What is expected: Find each line containing the string "text". Copy it.
———
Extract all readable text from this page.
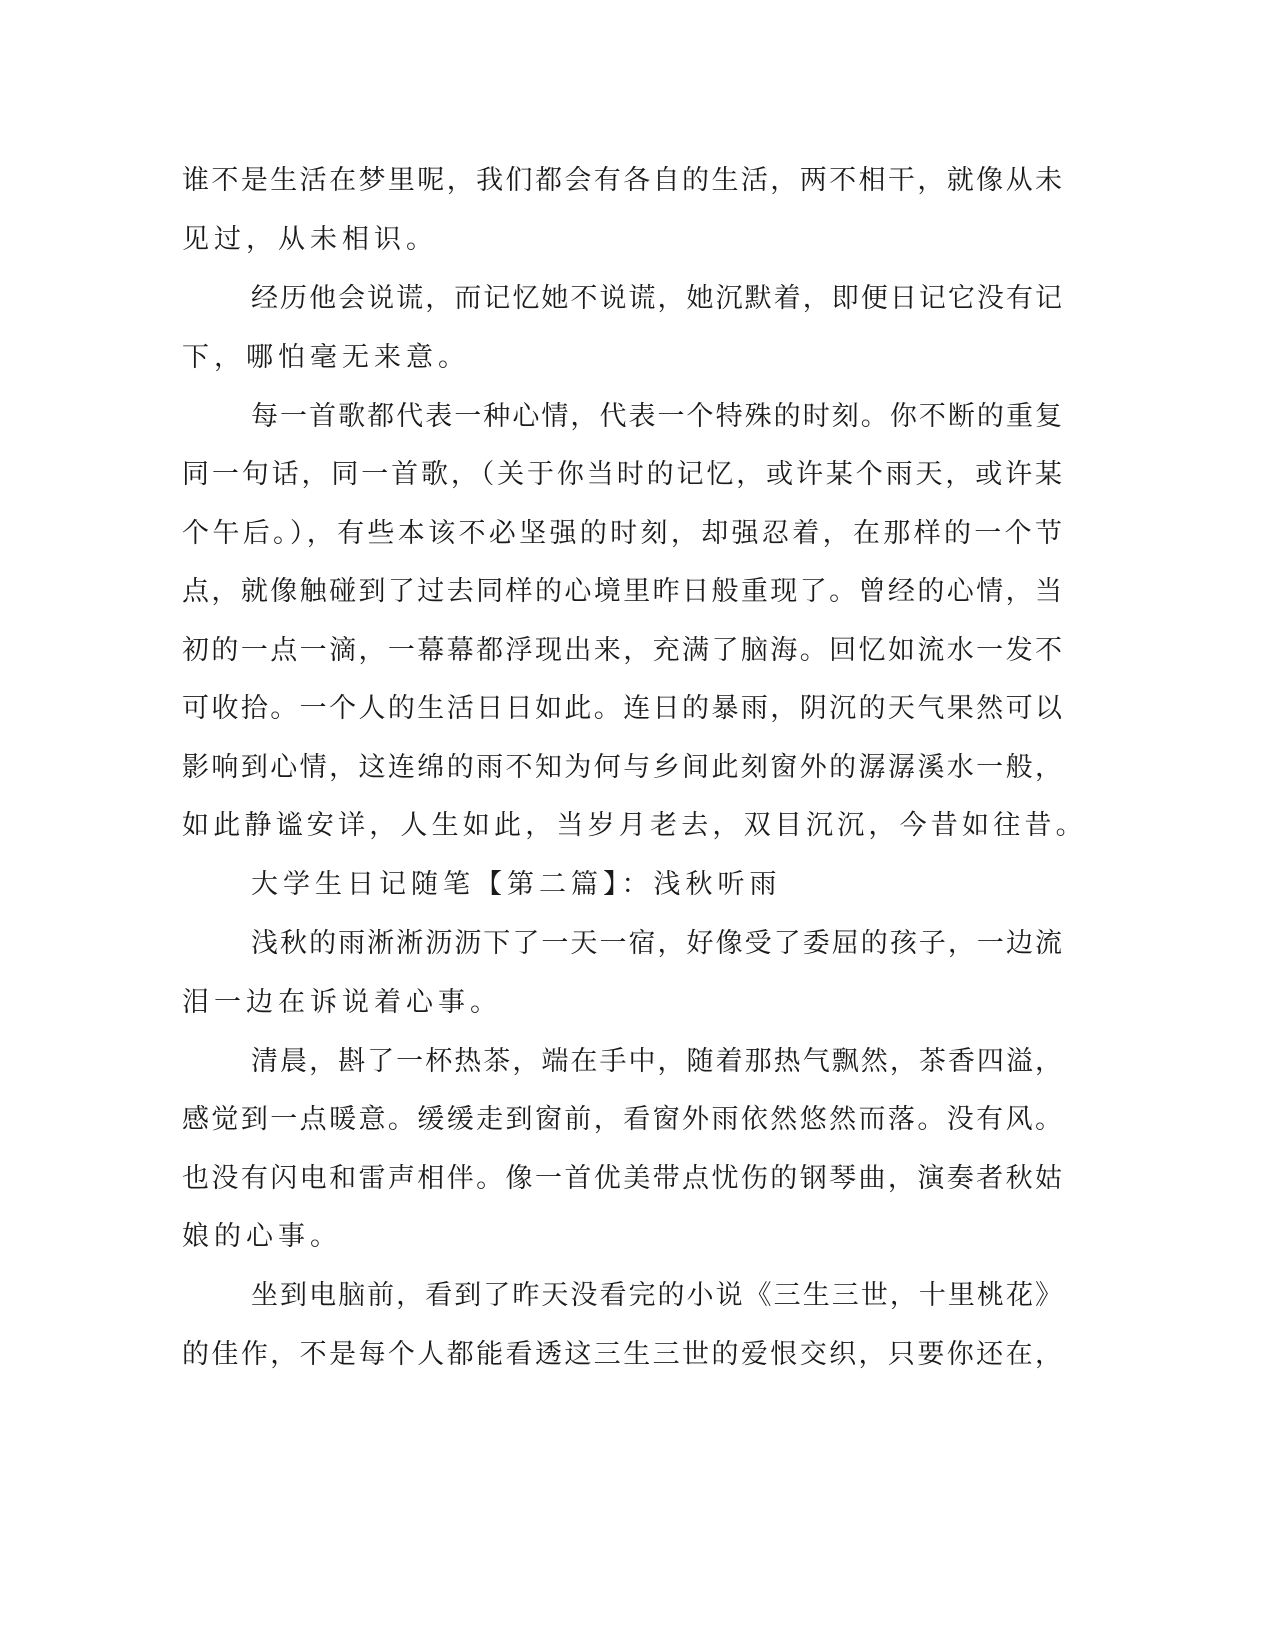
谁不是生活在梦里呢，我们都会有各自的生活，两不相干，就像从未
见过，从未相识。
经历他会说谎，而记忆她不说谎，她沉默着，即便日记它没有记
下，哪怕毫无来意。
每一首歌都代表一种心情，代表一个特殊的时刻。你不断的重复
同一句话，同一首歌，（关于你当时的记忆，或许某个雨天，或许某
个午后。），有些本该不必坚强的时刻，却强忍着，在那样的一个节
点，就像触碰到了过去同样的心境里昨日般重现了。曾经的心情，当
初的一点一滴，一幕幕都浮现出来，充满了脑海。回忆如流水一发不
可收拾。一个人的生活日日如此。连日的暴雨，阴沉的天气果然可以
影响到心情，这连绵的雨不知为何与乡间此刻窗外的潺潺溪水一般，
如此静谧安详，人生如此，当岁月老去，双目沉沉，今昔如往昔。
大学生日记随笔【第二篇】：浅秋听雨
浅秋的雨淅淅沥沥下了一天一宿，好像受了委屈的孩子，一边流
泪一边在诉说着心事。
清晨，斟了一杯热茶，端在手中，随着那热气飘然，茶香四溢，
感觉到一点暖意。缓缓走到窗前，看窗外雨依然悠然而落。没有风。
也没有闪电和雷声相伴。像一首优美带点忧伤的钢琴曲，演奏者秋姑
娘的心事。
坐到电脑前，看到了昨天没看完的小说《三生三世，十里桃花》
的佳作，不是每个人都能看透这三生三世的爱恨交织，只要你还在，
———
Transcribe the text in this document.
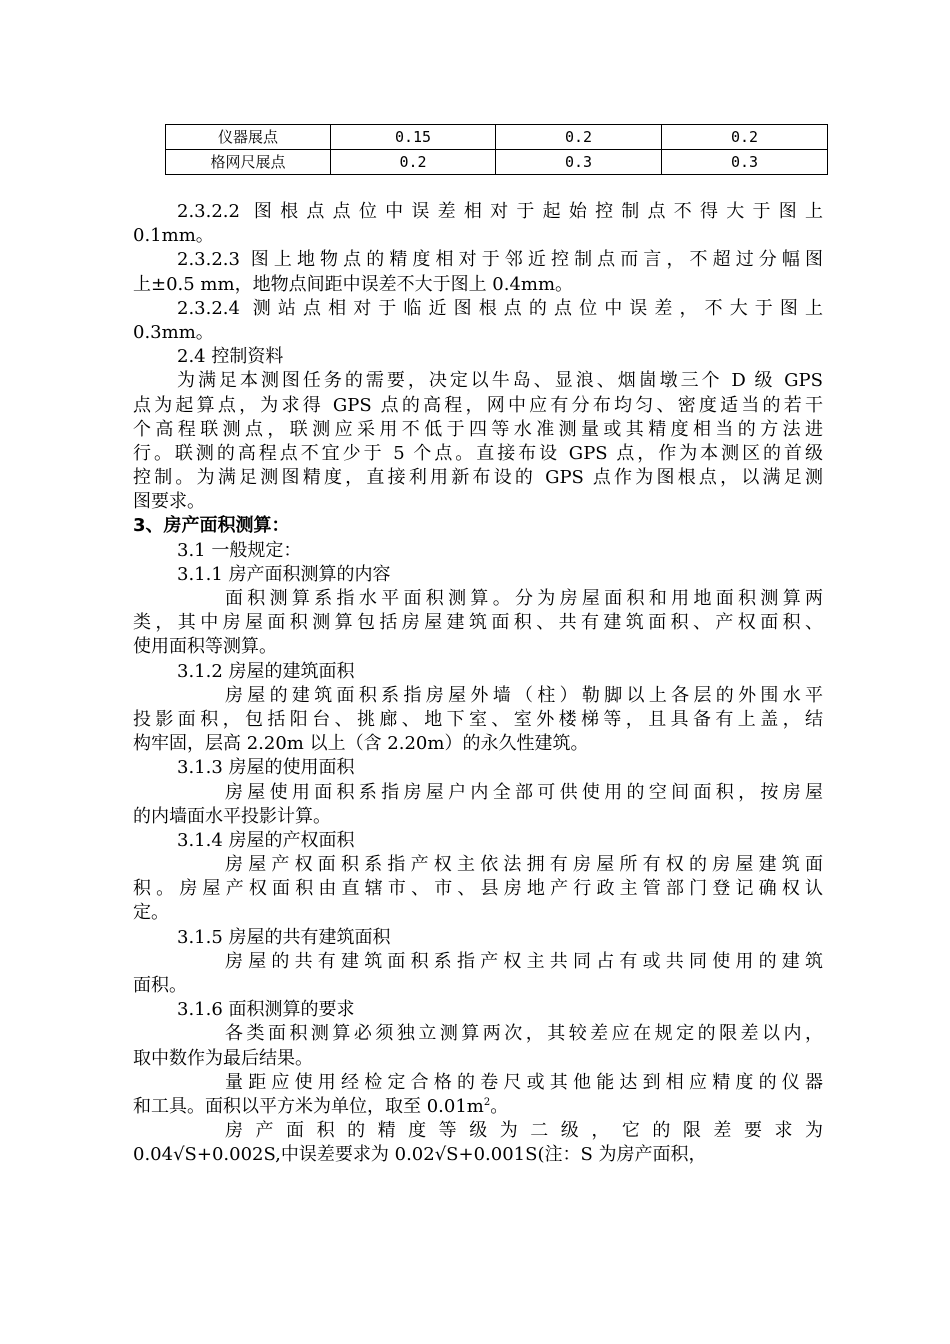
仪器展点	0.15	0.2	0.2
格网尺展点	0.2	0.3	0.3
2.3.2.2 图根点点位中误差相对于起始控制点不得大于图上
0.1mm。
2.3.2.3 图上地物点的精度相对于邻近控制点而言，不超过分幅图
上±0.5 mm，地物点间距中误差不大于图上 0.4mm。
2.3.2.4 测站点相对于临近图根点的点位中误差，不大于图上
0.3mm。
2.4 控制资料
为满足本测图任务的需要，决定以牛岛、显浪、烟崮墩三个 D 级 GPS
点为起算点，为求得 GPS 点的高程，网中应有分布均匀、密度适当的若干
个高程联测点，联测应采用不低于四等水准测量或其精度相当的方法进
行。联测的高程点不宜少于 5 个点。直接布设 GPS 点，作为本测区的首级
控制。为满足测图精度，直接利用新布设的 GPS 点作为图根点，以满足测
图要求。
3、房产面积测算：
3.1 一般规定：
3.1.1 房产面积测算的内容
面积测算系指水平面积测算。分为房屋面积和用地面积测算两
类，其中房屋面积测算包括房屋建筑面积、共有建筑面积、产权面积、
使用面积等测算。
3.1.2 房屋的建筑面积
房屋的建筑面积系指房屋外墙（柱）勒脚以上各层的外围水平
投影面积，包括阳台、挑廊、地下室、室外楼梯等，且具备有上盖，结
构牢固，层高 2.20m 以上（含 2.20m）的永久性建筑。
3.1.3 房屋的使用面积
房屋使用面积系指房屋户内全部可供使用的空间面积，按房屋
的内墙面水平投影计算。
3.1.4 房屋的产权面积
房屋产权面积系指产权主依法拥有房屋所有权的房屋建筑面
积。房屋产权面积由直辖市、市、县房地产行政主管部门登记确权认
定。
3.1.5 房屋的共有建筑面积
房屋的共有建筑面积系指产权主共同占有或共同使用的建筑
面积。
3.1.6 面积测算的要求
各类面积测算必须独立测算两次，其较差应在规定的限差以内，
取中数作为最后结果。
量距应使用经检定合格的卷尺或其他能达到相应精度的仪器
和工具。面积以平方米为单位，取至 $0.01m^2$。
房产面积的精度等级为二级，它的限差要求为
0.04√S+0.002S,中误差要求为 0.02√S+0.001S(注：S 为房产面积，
———
Result for this task:
Extract all readable text from this page.
Transcribe the text in this document.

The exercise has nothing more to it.